Information provided
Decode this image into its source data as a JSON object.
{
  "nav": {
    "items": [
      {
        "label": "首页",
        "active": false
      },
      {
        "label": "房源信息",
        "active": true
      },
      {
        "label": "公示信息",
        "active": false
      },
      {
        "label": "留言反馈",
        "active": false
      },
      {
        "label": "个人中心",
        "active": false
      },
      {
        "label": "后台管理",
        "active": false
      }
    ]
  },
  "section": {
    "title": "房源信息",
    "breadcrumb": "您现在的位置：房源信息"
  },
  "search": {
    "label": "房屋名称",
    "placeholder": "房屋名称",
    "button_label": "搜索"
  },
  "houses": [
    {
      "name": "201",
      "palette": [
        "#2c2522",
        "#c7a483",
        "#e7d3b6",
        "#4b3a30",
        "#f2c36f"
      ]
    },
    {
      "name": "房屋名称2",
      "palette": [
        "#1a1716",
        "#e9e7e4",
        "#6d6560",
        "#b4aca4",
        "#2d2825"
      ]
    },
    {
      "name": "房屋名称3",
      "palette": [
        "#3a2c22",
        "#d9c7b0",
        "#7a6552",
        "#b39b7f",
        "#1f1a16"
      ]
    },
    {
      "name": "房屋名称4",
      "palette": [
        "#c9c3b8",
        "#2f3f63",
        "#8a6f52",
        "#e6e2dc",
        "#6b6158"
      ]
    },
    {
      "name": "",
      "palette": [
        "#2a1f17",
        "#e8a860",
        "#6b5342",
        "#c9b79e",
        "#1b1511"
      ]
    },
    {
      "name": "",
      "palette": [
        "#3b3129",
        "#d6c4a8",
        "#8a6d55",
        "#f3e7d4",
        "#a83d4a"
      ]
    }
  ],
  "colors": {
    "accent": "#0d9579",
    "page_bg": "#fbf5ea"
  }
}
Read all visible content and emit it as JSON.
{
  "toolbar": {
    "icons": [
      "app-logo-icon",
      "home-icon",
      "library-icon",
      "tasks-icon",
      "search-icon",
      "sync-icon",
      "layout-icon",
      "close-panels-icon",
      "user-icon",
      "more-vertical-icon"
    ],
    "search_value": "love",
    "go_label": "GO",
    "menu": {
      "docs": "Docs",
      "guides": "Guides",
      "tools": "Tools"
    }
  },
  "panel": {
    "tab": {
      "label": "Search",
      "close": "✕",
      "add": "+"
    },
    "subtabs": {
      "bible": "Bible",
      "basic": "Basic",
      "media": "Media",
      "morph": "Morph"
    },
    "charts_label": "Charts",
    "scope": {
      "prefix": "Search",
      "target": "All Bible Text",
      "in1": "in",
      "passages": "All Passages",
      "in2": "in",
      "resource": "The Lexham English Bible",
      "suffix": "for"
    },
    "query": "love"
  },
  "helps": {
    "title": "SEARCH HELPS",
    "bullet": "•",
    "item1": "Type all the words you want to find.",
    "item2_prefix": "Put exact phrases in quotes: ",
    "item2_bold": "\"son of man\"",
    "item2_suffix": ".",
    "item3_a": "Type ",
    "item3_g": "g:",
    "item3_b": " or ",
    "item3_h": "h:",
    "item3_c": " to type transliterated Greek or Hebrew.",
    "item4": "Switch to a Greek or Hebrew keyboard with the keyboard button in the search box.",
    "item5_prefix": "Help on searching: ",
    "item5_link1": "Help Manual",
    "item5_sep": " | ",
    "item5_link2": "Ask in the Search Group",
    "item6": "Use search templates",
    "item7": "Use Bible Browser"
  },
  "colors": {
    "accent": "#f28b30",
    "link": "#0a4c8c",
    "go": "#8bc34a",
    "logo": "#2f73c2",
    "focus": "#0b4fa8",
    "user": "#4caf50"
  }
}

Stated exercise
Each entry must be reproduced verbatim.

Answer for the task
Decode this image into its source data as a JSON object.
{
  "nav": {
    "items": [
      {
        "label": "首页",
        "active": false
      },
      {
        "label": "房源信息",
        "active": true
      },
      {
        "label": "公示信息",
        "active": false
      },
      {
        "label": "留言反馈",
        "active": false
      },
      {
        "label": "个人中心",
        "active": false
      },
      {
        "label": "后台管理",
        "active": false
      }
    ]
  },
  "section": {
    "title": "房源信息",
    "breadcrumb": "您现在的位置：房源信息"
  },
  "search": {
    "label": "房屋名称",
    "placeholder": "房屋名称",
    "button_label": "搜索"
  },
  "houses": [
    {
      "name": "201",
      "palette": [
        "#2c2522",
        "#c7a483",
        "#e7d3b6",
        "#4b3a30",
        "#f2c36f"
      ]
    },
    {
      "name": "房屋名称2",
      "palette": [
        "#1a1716",
        "#e9e7e4",
        "#6d6560",
        "#b4aca4",
        "#2d2825"
      ]
    },
    {
      "name": "房屋名称3",
      "palette": [
        "#3a2c22",
        "#d9c7b0",
        "#7a6552",
        "#b39b7f",
        "#1f1a16"
      ]
    },
    {
      "name": "房屋名称4",
      "palette": [
        "#c9c3b8",
        "#2f3f63",
        "#8a6f52",
        "#e6e2dc",
        "#6b6158"
      ]
    },
    {
      "name": "",
      "palette": [
        "#2a1f17",
        "#e8a860",
        "#6b5342",
        "#c9b79e",
        "#1b1511"
      ]
    },
    {
      "name": "",
      "palette": [
        "#3b3129",
        "#d6c4a8",
        "#8a6d55",
        "#f3e7d4",
        "#a83d4a"
      ]
    }
  ],
  "colors": {
    "accent": "#0d9579",
    "page_bg": "#fbf5ea"
  }
}
Read all visible content and emit it as JSON.
{
  "toolbar": {
    "icons": [
      "app-logo-icon",
      "home-icon",
      "library-icon",
      "tasks-icon",
      "search-icon",
      "sync-icon",
      "layout-icon",
      "close-panels-icon",
      "user-icon",
      "more-vertical-icon"
    ],
    "search_value": "love",
    "go_label": "GO",
    "menu": {
      "docs": "Docs",
      "guides": "Guides",
      "tools": "Tools"
    }
  },
  "panel": {
    "tab": {
      "label": "Search",
      "close": "✕",
      "add": "+"
    },
    "subtabs": {
      "bible": "Bible",
      "basic": "Basic",
      "media": "Media",
      "morph": "Morph"
    },
    "charts_label": "Charts",
    "scope": {
      "prefix": "Search",
      "target": "All Bible Text",
      "in1": "in",
      "passages": "All Passages",
      "in2": "in",
      "resource": "The Lexham English Bible",
      "suffix": "for"
    },
    "query": "love"
  },
  "helps": {
    "title": "SEARCH HELPS",
    "bullet": "•",
    "item1": "Type all the words you want to find.",
    "item2_prefix": "Put exact phrases in quotes: ",
    "item2_bold": "\"son of man\"",
    "item2_suffix": ".",
    "item3_a": "Type ",
    "item3_g": "g:",
    "item3_b": " or ",
    "item3_h": "h:",
    "item3_c": " to type transliterated Greek or Hebrew.",
    "item4": "Switch to a Greek or Hebrew keyboard with the keyboard button in the search box.",
    "item5_prefix": "Help on searching: ",
    "item5_link1": "Help Manual",
    "item5_sep": " | ",
    "item5_link2": "Ask in the Search Group",
    "item6": "Use search templates",
    "item7": "Use Bible Browser"
  },
  "colors": {
    "accent": "#f28b30",
    "link": "#0a4c8c",
    "go": "#8bc34a",
    "logo": "#2f73c2",
    "focus": "#0b4fa8",
    "user": "#4caf50"
  }
}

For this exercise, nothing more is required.